(INPUT FOR THIS TASK Opens)

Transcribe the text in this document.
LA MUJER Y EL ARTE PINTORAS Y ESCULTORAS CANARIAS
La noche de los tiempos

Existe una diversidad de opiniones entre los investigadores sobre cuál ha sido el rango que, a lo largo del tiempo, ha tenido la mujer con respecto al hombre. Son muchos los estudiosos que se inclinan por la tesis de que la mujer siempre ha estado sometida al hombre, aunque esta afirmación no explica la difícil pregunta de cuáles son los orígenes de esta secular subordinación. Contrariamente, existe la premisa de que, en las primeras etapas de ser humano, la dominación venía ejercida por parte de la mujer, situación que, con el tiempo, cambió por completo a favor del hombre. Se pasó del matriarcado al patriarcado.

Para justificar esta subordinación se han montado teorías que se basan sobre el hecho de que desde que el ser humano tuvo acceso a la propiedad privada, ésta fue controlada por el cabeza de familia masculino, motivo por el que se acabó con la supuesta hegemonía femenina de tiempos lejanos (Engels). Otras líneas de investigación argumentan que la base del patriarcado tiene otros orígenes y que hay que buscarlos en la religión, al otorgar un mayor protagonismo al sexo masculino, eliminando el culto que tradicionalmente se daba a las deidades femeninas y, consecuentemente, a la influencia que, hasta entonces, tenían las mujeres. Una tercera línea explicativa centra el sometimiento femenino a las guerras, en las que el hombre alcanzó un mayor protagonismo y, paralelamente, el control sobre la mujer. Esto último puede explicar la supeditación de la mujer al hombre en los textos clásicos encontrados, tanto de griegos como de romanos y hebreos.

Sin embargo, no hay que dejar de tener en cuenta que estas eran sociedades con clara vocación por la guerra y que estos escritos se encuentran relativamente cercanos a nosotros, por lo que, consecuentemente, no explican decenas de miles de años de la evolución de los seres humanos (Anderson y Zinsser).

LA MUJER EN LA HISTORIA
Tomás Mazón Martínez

(INPUT FOR THIS TASK Closes)

• **EXERCISE INSTRUCTIONS**
From the records given above, copy all lines containing "tiempos".

• **FINISHED EXERCISE**
La noche de los tiempos
Para justificar esta subordinación se han montado teorías que se basan sobre el hecho de que desde que el ser humano tuvo acceso a la propiedad privada, ésta fue controlada por el cabeza de familia masculino, motivo por el que se acabó con la supuesta hegemonía femenina de tiempos lejanos (Engels). Otras líneas de investigación argumentan que la base del patriarcado tiene otros orígenes y que hay que buscarlos en la religión, al otorgar un mayor protagonismo al sexo masculino, eliminando el culto que tradicionalmente se daba a las deidades femeninas y, consecuentemente, a la influencia que, hasta entonces, tenían las mujeres. Una tercera línea explicativa centra el sometimiento femenino a las guerras, en las que el hombre alcanzó un mayor protagonismo y, paralelamente, el control sobre la mujer. Esto último puede explicar la supeditación de la mujer al hombre en los textos clásicos encontrados, tanto de griegos como de romanos y hebreos.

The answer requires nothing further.